- **Requirements**:
Copy the data below exactly.

** START OF Dataset rows **

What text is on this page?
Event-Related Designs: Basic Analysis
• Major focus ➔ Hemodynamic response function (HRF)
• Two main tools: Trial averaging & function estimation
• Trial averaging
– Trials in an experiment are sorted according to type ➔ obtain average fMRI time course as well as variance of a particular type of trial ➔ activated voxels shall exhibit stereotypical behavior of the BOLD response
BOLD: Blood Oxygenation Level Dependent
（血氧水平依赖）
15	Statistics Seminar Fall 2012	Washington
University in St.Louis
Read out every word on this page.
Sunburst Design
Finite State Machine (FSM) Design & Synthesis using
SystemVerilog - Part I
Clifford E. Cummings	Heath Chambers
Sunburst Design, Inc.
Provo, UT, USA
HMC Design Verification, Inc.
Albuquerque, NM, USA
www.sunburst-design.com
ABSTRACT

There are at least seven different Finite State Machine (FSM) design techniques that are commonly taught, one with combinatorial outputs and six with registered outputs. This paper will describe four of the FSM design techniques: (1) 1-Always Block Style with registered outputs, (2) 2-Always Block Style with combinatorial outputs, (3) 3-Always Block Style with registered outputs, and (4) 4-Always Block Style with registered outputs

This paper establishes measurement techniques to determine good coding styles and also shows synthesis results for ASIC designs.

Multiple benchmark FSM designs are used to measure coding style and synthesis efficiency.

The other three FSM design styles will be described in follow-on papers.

** END OF Dataset rows **

- **Reply**:
What text is on this page?
Event-Related Designs: Basic Analysis
• Major focus ➔ Hemodynamic response function (HRF)
• Two main tools: Trial averaging & function estimation
• Trial averaging
– Trials in an experiment are sorted according to type ➔ obtain average fMRI time course as well as variance of a particular type of trial ➔ activated voxels shall exhibit stereotypical behavior of the BOLD response
BOLD: Blood Oxygenation Level Dependent
（血氧水平依赖）
15	Statistics Seminar Fall 2012	Washington
University in St.Louis
Read out every word on this page.
Sunburst Design
Finite State Machine (FSM) Design & Synthesis using
SystemVerilog - Part I
Clifford E. Cummings	Heath Chambers
Sunburst Design, Inc.
Provo, UT, USA
HMC Design Verification, Inc.
Albuquerque, NM, USA
www.sunburst-design.com
ABSTRACT

There are at least seven different Finite State Machine (FSM) design techniques that are commonly taught, one with combinatorial outputs and six with registered outputs. This paper will describe four of the FSM design techniques: (1) 1-Always Block Style with registered outputs, (2) 2-Always Block Style with combinatorial outputs, (3) 3-Always Block Style with registered outputs, and (4) 4-Always Block Style with registered outputs

This paper establishes measurement techniques to determine good coding styles and also shows synthesis results for ASIC designs.

Multiple benchmark FSM designs are used to measure coding style and synthesis efficiency.

The other three FSM design styles will be described in follow-on papers.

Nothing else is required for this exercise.